▸ MATERIAL FOR THE TASK
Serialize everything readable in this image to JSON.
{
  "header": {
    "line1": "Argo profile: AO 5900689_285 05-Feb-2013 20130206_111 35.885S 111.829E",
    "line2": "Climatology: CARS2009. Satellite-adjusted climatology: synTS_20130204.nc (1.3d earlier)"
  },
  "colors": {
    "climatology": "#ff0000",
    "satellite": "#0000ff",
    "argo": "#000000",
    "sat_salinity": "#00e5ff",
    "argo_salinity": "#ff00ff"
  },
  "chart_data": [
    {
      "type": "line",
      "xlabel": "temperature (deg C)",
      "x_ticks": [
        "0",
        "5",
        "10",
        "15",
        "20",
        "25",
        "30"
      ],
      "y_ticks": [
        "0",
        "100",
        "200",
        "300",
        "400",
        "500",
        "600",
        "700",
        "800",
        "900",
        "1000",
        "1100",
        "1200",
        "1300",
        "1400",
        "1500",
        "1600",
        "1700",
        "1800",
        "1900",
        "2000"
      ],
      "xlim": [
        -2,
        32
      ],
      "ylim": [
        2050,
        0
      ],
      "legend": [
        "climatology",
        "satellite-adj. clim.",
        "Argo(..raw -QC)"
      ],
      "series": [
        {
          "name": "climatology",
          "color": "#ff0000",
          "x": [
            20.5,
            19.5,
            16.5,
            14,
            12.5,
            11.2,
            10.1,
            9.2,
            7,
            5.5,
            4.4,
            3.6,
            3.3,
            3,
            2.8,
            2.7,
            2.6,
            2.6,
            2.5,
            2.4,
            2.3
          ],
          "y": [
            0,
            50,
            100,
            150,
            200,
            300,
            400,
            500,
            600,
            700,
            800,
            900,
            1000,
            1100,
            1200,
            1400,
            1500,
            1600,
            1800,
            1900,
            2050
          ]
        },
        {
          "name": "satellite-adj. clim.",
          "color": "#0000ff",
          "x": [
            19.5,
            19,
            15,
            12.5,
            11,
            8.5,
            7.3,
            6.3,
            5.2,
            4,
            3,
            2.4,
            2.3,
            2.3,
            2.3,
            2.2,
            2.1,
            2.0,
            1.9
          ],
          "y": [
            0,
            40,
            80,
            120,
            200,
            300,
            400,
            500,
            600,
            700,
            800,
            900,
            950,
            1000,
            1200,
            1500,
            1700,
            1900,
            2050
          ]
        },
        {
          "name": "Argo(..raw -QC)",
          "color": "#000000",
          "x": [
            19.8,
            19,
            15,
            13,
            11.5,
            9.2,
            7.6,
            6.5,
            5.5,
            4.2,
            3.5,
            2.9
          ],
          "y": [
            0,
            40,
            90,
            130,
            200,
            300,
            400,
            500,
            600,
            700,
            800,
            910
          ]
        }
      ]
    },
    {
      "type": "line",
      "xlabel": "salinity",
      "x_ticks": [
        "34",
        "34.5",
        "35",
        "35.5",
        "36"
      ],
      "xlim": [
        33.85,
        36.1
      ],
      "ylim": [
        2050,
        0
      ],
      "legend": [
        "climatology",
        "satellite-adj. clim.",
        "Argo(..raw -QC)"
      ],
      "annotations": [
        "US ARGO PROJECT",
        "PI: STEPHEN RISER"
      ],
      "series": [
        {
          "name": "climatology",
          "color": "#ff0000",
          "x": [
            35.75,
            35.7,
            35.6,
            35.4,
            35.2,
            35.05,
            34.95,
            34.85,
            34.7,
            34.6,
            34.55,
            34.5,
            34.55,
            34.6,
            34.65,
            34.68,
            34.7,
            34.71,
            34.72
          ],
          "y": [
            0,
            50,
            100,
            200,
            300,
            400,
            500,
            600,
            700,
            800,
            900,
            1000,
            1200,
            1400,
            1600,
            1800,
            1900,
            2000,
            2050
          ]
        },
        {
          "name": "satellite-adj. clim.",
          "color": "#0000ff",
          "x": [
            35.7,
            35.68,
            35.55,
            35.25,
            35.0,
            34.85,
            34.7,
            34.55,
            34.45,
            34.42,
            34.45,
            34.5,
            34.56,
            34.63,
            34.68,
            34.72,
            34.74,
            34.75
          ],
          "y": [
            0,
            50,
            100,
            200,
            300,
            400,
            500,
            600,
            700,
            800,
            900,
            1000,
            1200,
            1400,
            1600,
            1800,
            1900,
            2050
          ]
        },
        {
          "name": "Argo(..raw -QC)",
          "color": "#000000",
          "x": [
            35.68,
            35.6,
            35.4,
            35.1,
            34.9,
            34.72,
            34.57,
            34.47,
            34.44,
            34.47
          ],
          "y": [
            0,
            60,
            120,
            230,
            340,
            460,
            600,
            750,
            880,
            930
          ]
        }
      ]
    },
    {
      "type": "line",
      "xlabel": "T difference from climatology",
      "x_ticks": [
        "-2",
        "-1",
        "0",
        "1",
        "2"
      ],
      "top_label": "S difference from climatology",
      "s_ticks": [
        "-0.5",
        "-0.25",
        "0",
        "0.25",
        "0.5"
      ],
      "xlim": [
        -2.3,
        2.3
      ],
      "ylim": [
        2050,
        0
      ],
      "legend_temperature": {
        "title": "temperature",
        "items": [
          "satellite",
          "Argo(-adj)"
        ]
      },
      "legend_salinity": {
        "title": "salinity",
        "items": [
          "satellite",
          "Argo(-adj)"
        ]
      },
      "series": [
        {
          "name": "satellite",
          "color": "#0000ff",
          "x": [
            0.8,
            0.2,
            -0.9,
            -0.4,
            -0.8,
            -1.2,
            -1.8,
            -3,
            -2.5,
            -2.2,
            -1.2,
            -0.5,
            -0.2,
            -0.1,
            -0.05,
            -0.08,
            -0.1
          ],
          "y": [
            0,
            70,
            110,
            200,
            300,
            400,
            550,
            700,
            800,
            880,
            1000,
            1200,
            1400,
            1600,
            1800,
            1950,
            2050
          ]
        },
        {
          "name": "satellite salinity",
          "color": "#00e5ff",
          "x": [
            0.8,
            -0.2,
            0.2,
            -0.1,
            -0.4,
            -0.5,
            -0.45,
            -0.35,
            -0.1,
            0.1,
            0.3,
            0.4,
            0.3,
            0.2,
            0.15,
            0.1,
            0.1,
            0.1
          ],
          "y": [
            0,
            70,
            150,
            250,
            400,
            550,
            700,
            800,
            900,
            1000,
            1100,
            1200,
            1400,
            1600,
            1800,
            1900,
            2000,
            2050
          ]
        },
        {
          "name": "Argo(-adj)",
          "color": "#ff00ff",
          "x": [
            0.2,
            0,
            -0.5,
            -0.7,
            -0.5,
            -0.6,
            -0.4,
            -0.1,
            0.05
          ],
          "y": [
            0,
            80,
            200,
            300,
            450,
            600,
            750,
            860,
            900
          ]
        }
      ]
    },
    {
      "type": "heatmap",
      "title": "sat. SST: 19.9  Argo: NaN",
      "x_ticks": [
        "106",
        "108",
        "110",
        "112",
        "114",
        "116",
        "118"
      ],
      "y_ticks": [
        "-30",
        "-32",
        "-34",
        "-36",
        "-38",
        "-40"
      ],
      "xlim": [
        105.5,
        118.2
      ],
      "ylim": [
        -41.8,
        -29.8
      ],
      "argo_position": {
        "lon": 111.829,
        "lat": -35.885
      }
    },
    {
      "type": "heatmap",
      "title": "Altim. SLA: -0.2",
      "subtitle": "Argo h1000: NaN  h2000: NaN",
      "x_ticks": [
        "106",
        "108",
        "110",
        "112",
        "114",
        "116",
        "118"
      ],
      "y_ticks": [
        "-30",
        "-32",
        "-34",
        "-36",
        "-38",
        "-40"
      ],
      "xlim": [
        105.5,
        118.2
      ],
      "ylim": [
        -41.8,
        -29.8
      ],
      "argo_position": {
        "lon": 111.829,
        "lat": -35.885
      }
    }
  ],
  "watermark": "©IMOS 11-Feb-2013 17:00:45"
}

▸ DIRECTIVE
Copy every line of the records word for word.

▸ EXERCISE SOLUTION
Serialize everything readable in this image to JSON.
{
  "header": {
    "line1": "Argo profile: AO 5900689_285 05-Feb-2013 20130206_111 35.885S 111.829E",
    "line2": "Climatology: CARS2009. Satellite-adjusted climatology: synTS_20130204.nc (1.3d earlier)"
  },
  "colors": {
    "climatology": "#ff0000",
    "satellite": "#0000ff",
    "argo": "#000000",
    "sat_salinity": "#00e5ff",
    "argo_salinity": "#ff00ff"
  },
  "chart_data": [
    {
      "type": "line",
      "xlabel": "temperature (deg C)",
      "x_ticks": [
        "0",
        "5",
        "10",
        "15",
        "20",
        "25",
        "30"
      ],
      "y_ticks": [
        "0",
        "100",
        "200",
        "300",
        "400",
        "500",
        "600",
        "700",
        "800",
        "900",
        "1000",
        "1100",
        "1200",
        "1300",
        "1400",
        "1500",
        "1600",
        "1700",
        "1800",
        "1900",
        "2000"
      ],
      "xlim": [
        -2,
        32
      ],
      "ylim": [
        2050,
        0
      ],
      "legend": [
        "climatology",
        "satellite-adj. clim.",
        "Argo(..raw -QC)"
      ],
      "series": [
        {
          "name": "climatology",
          "color": "#ff0000",
          "x": [
            20.5,
            19.5,
            16.5,
            14,
            12.5,
            11.2,
            10.1,
            9.2,
            7,
            5.5,
            4.4,
            3.6,
            3.3,
            3,
            2.8,
            2.7,
            2.6,
            2.6,
            2.5,
            2.4,
            2.3
          ],
          "y": [
            0,
            50,
            100,
            150,
            200,
            300,
            400,
            500,
            600,
            700,
            800,
            900,
            1000,
            1100,
            1200,
            1400,
            1500,
            1600,
            1800,
            1900,
            2050
          ]
        },
        {
          "name": "satellite-adj. clim.",
          "color": "#0000ff",
          "x": [
            19.5,
            19,
            15,
            12.5,
            11,
            8.5,
            7.3,
            6.3,
            5.2,
            4,
            3,
            2.4,
            2.3,
            2.3,
            2.3,
            2.2,
            2.1,
            2.0,
            1.9
          ],
          "y": [
            0,
            40,
            80,
            120,
            200,
            300,
            400,
            500,
            600,
            700,
            800,
            900,
            950,
            1000,
            1200,
            1500,
            1700,
            1900,
            2050
          ]
        },
        {
          "name": "Argo(..raw -QC)",
          "color": "#000000",
          "x": [
            19.8,
            19,
            15,
            13,
            11.5,
            9.2,
            7.6,
            6.5,
            5.5,
            4.2,
            3.5,
            2.9
          ],
          "y": [
            0,
            40,
            90,
            130,
            200,
            300,
            400,
            500,
            600,
            700,
            800,
            910
          ]
        }
      ]
    },
    {
      "type": "line",
      "xlabel": "salinity",
      "x_ticks": [
        "34",
        "34.5",
        "35",
        "35.5",
        "36"
      ],
      "xlim": [
        33.85,
        36.1
      ],
      "ylim": [
        2050,
        0
      ],
      "legend": [
        "climatology",
        "satellite-adj. clim.",
        "Argo(..raw -QC)"
      ],
      "annotations": [
        "US ARGO PROJECT",
        "PI: STEPHEN RISER"
      ],
      "series": [
        {
          "name": "climatology",
          "color": "#ff0000",
          "x": [
            35.75,
            35.7,
            35.6,
            35.4,
            35.2,
            35.05,
            34.95,
            34.85,
            34.7,
            34.6,
            34.55,
            34.5,
            34.55,
            34.6,
            34.65,
            34.68,
            34.7,
            34.71,
            34.72
          ],
          "y": [
            0,
            50,
            100,
            200,
            300,
            400,
            500,
            600,
            700,
            800,
            900,
            1000,
            1200,
            1400,
            1600,
            1800,
            1900,
            2000,
            2050
          ]
        },
        {
          "name": "satellite-adj. clim.",
          "color": "#0000ff",
          "x": [
            35.7,
            35.68,
            35.55,
            35.25,
            35.0,
            34.85,
            34.7,
            34.55,
            34.45,
            34.42,
            34.45,
            34.5,
            34.56,
            34.63,
            34.68,
            34.72,
            34.74,
            34.75
          ],
          "y": [
            0,
            50,
            100,
            200,
            300,
            400,
            500,
            600,
            700,
            800,
            900,
            1000,
            1200,
            1400,
            1600,
            1800,
            1900,
            2050
          ]
        },
        {
          "name": "Argo(..raw -QC)",
          "color": "#000000",
          "x": [
            35.68,
            35.6,
            35.4,
            35.1,
            34.9,
            34.72,
            34.57,
            34.47,
            34.44,
            34.47
          ],
          "y": [
            0,
            60,
            120,
            230,
            340,
            460,
            600,
            750,
            880,
            930
          ]
        }
      ]
    },
    {
      "type": "line",
      "xlabel": "T difference from climatology",
      "x_ticks": [
        "-2",
        "-1",
        "0",
        "1",
        "2"
      ],
      "top_label": "S difference from climatology",
      "s_ticks": [
        "-0.5",
        "-0.25",
        "0",
        "0.25",
        "0.5"
      ],
      "xlim": [
        -2.3,
        2.3
      ],
      "ylim": [
        2050,
        0
      ],
      "legend_temperature": {
        "title": "temperature",
        "items": [
          "satellite",
          "Argo(-adj)"
        ]
      },
      "legend_salinity": {
        "title": "salinity",
        "items": [
          "satellite",
          "Argo(-adj)"
        ]
      },
      "series": [
        {
          "name": "satellite",
          "color": "#0000ff",
          "x": [
            0.8,
            0.2,
            -0.9,
            -0.4,
            -0.8,
            -1.2,
            -1.8,
            -3,
            -2.5,
            -2.2,
            -1.2,
            -0.5,
            -0.2,
            -0.1,
            -0.05,
            -0.08,
            -0.1
          ],
          "y": [
            0,
            70,
            110,
            200,
            300,
            400,
            550,
            700,
            800,
            880,
            1000,
            1200,
            1400,
            1600,
            1800,
            1950,
            2050
          ]
        },
        {
          "name": "satellite salinity",
          "color": "#00e5ff",
          "x": [
            0.8,
            -0.2,
            0.2,
            -0.1,
            -0.4,
            -0.5,
            -0.45,
            -0.35,
            -0.1,
            0.1,
            0.3,
            0.4,
            0.3,
            0.2,
            0.15,
            0.1,
            0.1,
            0.1
          ],
          "y": [
            0,
            70,
            150,
            250,
            400,
            550,
            700,
            800,
            900,
            1000,
            1100,
            1200,
            1400,
            1600,
            1800,
            1900,
            2000,
            2050
          ]
        },
        {
          "name": "Argo(-adj)",
          "color": "#ff00ff",
          "x": [
            0.2,
            0,
            -0.5,
            -0.7,
            -0.5,
            -0.6,
            -0.4,
            -0.1,
            0.05
          ],
          "y": [
            0,
            80,
            200,
            300,
            450,
            600,
            750,
            860,
            900
          ]
        }
      ]
    },
    {
      "type": "heatmap",
      "title": "sat. SST: 19.9  Argo: NaN",
      "x_ticks": [
        "106",
        "108",
        "110",
        "112",
        "114",
        "116",
        "118"
      ],
      "y_ticks": [
        "-30",
        "-32",
        "-34",
        "-36",
        "-38",
        "-40"
      ],
      "xlim": [
        105.5,
        118.2
      ],
      "ylim": [
        -41.8,
        -29.8
      ],
      "argo_position": {
        "lon": 111.829,
        "lat": -35.885
      }
    },
    {
      "type": "heatmap",
      "title": "Altim. SLA: -0.2",
      "subtitle": "Argo h1000: NaN  h2000: NaN",
      "x_ticks": [
        "106",
        "108",
        "110",
        "112",
        "114",
        "116",
        "118"
      ],
      "y_ticks": [
        "-30",
        "-32",
        "-34",
        "-36",
        "-38",
        "-40"
      ],
      "xlim": [
        105.5,
        118.2
      ],
      "ylim": [
        -41.8,
        -29.8
      ],
      "argo_position": {
        "lon": 111.829,
        "lat": -35.885
      }
    }
  ],
  "watermark": "©IMOS 11-Feb-2013 17:00:45"
}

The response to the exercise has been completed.